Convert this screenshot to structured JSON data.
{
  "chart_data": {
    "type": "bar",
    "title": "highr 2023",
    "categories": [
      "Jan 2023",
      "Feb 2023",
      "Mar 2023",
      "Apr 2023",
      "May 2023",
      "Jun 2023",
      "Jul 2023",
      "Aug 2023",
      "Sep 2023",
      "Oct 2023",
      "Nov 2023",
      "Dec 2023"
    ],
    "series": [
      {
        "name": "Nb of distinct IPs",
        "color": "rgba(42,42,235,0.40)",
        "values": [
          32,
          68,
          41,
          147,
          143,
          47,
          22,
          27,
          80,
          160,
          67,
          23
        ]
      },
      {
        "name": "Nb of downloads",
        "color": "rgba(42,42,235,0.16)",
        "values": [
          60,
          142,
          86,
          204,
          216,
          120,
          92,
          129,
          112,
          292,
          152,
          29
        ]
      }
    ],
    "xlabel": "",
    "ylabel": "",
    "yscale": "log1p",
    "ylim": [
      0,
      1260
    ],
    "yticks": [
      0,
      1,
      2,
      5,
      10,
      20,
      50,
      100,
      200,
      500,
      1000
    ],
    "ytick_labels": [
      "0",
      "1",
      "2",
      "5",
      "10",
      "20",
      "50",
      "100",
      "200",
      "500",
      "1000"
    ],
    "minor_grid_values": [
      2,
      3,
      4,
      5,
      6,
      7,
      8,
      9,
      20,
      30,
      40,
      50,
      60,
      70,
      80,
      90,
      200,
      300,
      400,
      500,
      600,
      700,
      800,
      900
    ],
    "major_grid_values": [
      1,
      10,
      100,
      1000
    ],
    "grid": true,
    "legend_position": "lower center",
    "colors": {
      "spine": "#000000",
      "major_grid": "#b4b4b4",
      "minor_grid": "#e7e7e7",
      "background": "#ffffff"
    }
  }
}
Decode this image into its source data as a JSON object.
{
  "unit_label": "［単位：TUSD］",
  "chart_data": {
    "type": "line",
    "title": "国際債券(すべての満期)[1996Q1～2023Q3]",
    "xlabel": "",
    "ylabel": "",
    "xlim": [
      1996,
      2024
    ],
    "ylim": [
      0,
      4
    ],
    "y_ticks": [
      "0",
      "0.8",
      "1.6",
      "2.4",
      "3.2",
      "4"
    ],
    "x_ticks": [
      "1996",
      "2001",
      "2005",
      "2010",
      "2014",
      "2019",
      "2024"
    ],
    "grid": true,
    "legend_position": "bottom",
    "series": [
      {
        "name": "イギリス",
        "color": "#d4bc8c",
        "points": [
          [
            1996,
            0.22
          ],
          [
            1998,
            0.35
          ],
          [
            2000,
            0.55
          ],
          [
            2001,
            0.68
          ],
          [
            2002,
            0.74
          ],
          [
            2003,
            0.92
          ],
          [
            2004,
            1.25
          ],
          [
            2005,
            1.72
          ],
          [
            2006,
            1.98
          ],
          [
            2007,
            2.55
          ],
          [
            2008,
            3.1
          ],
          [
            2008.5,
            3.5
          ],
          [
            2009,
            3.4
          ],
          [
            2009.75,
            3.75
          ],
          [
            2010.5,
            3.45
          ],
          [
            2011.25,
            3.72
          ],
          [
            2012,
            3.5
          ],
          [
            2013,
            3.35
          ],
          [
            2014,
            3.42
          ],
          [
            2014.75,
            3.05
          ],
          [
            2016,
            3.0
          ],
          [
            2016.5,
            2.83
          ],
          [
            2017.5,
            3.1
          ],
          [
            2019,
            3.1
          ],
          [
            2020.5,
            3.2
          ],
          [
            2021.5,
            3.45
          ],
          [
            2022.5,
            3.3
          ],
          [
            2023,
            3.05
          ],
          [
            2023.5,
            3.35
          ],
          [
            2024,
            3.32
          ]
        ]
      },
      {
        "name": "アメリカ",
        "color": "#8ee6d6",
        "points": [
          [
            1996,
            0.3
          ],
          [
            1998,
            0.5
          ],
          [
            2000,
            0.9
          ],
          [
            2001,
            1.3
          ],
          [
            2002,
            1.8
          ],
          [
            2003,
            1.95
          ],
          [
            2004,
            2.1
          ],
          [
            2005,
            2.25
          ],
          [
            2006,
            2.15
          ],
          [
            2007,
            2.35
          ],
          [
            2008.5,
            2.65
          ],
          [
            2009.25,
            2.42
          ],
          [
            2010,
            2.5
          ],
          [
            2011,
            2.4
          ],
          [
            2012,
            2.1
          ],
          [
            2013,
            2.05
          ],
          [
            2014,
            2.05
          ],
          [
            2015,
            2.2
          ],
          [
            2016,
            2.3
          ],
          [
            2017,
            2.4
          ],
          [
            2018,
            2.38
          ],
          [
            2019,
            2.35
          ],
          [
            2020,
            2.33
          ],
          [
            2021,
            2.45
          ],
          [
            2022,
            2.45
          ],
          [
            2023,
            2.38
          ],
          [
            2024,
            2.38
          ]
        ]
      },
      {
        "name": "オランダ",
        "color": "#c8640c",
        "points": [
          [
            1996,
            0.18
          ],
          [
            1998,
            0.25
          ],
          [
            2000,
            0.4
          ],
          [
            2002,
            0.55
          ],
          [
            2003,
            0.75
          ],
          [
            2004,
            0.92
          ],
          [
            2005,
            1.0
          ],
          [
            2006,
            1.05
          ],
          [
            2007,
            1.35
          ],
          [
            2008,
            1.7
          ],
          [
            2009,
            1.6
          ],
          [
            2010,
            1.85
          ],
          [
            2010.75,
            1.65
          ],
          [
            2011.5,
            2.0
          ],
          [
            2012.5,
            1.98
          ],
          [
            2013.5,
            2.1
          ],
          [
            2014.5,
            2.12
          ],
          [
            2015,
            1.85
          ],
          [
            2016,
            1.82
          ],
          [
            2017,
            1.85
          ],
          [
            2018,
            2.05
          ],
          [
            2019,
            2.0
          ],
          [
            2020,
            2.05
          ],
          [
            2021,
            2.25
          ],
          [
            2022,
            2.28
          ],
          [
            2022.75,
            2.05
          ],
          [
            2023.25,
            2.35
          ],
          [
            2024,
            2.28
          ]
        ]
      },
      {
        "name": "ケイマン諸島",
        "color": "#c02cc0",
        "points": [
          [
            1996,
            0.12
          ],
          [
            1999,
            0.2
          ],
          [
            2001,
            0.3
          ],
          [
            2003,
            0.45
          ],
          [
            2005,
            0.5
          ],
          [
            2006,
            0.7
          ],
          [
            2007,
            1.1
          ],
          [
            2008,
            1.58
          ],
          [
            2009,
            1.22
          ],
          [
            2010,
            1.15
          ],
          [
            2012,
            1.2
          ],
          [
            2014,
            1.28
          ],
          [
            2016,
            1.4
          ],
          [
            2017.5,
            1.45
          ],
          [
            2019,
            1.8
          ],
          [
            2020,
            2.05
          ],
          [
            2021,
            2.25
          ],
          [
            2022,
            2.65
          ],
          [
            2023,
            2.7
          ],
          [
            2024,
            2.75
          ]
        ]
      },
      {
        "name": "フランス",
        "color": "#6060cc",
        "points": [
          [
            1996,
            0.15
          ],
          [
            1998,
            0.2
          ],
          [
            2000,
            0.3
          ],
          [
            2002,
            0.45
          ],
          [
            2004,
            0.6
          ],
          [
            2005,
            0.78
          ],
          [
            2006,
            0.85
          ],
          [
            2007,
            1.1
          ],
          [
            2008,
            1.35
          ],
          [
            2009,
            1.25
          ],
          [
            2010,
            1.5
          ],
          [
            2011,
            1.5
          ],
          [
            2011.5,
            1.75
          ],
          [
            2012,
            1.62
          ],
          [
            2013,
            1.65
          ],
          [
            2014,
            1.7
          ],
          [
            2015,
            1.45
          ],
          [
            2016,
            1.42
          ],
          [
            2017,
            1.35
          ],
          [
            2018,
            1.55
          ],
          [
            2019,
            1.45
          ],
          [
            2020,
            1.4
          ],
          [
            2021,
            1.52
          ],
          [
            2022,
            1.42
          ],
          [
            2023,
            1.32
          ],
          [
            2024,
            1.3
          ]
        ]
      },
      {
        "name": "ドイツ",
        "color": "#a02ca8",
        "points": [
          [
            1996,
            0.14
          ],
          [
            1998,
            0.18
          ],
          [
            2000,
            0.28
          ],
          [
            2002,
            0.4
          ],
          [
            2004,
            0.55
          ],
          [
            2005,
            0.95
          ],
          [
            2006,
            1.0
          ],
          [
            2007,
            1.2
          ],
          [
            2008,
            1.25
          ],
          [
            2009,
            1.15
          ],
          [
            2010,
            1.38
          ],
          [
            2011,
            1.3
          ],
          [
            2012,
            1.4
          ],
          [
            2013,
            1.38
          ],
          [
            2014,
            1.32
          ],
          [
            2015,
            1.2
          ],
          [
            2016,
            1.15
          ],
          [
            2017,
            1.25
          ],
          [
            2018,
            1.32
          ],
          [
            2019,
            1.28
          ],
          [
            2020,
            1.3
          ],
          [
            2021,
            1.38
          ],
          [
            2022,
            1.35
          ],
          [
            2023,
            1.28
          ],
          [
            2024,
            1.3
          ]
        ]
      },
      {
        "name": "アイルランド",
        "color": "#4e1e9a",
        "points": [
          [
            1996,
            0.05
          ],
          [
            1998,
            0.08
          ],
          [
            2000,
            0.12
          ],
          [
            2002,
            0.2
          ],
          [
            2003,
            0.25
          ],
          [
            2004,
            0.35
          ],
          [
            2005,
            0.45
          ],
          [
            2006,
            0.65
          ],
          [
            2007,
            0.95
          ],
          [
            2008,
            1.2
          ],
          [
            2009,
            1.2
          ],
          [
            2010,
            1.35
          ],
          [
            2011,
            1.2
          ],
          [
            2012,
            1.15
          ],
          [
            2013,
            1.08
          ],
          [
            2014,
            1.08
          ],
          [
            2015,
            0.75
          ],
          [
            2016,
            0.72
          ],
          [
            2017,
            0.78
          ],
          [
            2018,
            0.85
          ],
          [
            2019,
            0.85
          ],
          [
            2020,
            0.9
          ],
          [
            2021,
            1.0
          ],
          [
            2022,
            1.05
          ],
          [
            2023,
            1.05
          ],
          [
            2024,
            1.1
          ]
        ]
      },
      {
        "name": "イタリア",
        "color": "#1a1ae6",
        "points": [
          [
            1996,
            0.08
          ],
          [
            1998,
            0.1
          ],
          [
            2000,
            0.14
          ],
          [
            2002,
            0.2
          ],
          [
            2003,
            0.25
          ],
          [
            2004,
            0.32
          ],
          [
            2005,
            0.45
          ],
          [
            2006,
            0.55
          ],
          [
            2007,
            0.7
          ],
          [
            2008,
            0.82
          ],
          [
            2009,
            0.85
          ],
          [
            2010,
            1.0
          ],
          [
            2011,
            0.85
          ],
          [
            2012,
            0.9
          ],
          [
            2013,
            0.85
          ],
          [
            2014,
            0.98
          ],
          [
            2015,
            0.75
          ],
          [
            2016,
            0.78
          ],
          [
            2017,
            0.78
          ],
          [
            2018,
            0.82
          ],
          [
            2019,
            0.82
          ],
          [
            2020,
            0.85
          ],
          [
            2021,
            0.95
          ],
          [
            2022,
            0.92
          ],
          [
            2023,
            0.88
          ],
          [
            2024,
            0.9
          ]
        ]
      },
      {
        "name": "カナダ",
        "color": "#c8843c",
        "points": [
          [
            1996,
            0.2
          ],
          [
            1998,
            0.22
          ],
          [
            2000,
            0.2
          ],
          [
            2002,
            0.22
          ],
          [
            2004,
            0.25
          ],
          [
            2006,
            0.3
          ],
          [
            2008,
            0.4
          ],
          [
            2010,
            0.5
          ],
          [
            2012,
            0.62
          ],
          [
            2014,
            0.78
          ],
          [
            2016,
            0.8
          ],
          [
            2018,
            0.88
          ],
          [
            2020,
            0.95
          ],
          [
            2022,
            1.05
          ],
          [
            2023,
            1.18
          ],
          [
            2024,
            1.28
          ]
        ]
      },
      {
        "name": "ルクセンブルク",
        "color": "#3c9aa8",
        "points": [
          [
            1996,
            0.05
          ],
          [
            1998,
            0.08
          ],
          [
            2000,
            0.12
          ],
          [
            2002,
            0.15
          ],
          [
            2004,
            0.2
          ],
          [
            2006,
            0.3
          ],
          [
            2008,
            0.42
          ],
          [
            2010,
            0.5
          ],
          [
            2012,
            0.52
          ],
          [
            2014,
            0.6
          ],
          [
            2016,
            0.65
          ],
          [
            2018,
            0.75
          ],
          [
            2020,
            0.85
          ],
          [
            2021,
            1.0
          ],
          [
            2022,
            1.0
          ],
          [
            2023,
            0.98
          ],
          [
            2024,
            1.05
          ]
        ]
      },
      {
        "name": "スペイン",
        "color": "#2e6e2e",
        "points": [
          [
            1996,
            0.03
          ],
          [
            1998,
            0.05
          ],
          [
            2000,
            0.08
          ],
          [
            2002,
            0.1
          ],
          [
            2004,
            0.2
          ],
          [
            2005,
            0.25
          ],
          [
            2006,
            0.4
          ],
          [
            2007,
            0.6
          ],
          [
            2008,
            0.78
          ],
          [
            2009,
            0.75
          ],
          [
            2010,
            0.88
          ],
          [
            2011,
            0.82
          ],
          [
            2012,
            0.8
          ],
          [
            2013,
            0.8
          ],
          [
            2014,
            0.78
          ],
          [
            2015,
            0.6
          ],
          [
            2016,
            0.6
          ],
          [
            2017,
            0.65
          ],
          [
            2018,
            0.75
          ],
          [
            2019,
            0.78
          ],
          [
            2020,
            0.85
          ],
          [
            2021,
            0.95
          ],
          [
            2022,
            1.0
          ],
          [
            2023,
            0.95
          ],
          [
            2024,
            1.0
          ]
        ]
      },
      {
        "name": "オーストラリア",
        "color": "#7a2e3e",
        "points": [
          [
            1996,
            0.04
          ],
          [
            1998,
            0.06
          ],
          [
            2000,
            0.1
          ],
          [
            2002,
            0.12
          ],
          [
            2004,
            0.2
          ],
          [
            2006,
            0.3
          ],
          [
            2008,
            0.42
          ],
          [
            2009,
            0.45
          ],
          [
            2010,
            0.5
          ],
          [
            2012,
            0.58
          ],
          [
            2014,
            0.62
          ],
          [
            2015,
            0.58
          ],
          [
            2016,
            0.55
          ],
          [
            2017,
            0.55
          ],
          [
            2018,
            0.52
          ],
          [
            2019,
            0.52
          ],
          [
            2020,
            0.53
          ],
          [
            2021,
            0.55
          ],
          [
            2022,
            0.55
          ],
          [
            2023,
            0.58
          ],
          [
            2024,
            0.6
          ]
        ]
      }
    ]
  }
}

◆ **What is expected**: From the entries above, copy every line that holds the word "this".

◆ **Problem solution**:
Convert this screenshot to structured JSON data.
Decode this image into its source data as a JSON object.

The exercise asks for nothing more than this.